(Dataset records)

---

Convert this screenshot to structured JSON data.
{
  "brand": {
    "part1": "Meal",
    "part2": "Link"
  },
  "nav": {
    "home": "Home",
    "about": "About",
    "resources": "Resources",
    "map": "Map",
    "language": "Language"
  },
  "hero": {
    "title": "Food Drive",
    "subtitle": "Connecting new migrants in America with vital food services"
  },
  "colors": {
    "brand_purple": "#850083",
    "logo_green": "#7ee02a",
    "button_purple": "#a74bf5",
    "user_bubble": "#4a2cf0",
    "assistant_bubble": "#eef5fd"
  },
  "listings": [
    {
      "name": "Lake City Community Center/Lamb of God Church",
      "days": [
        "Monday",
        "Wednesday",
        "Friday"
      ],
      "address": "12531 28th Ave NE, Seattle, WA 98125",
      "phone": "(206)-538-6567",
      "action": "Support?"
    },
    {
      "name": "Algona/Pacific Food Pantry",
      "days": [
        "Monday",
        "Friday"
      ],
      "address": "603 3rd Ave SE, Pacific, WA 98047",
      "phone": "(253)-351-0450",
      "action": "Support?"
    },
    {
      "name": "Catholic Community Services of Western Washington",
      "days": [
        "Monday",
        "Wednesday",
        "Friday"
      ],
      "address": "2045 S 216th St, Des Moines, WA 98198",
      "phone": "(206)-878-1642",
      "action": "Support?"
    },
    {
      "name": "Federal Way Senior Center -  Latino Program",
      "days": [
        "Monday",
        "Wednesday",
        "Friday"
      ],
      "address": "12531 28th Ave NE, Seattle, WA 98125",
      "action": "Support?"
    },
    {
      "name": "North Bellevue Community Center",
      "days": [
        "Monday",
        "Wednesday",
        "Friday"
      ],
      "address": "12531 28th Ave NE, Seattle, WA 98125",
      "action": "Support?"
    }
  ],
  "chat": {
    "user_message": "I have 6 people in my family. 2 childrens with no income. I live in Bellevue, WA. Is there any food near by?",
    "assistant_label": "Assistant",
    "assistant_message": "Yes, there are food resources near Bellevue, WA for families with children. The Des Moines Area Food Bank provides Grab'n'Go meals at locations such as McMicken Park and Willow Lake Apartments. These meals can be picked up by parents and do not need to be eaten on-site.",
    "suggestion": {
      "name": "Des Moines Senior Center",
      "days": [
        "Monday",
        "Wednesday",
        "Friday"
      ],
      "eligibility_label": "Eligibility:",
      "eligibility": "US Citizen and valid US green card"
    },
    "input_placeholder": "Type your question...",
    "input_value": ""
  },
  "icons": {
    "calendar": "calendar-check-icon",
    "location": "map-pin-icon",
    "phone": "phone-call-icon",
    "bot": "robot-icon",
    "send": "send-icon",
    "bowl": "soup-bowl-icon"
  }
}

---

- **Task**
Write out every line from the entries where "Moines" appears.

- **Written response**
      "address": "2045 S 216th St, Des Moines, WA 98198",
    "assistant_message": "Yes, there are food resources near Bellevue, WA for families with children. The Des Moines Area Food Bank provides Grab'n'Go meals at locations such as McMicken Park and Willow Lake Apartments. These meals can be picked up by parents and do not need to be eaten on-site.",
      "name": "Des Moines Senior Center",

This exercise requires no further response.